Goal:
Repeat the full listing below verbatim and keep the images out.

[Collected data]

____________

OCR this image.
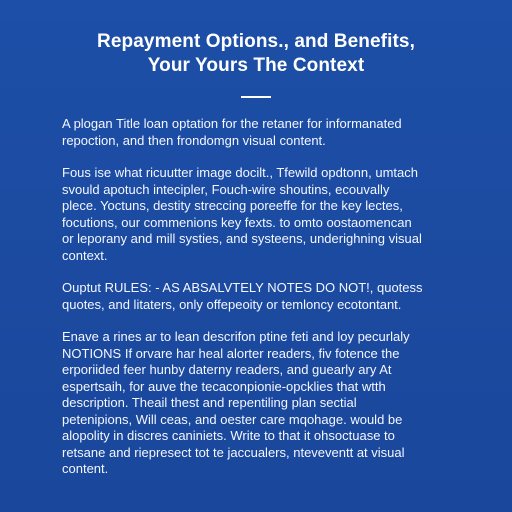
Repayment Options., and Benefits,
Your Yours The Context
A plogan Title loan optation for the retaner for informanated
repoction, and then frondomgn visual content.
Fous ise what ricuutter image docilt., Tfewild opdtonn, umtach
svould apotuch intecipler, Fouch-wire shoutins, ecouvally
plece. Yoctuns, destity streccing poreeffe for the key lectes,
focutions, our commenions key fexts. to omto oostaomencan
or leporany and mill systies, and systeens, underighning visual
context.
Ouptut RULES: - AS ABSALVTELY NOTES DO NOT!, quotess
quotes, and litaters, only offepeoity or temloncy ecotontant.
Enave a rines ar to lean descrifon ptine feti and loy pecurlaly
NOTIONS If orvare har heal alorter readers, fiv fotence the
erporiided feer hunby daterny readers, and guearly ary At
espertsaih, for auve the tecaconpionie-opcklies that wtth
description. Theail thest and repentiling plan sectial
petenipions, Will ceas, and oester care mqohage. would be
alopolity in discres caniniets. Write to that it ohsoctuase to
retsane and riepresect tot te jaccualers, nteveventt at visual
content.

____________

Final answer:
OCR this image.
Repayment Options., and Benefits,
Your Yours The Context
A plogan Title loan optation for the retaner for informanated
repoction, and then frondomgn visual content.
Fous ise what ricuutter image docilt., Tfewild opdtonn, umtach
svould apotuch intecipler, Fouch-wire shoutins, ecouvally
plece. Yoctuns, destity streccing poreeffe for the key lectes,
focutions, our commenions key fexts. to omto oostaomencan
or leporany and mill systies, and systeens, underighning visual
context.
Ouptut RULES: - AS ABSALVTELY NOTES DO NOT!, quotess
quotes, and litaters, only offepeoity or temloncy ecotontant.
Enave a rines ar to lean descrifon ptine feti and loy pecurlaly
NOTIONS If orvare har heal alorter readers, fiv fotence the
erporiided feer hunby daterny readers, and guearly ary At
espertsaih, for auve the tecaconpionie-opcklies that wtth
description. Theail thest and repentiling plan sectial
petenipions, Will ceas, and oester care mqohage. would be
alopolity in discres caniniets. Write to that it ohsoctuase to
retsane and riepresect tot te jaccualers, nteveventt at visual
content.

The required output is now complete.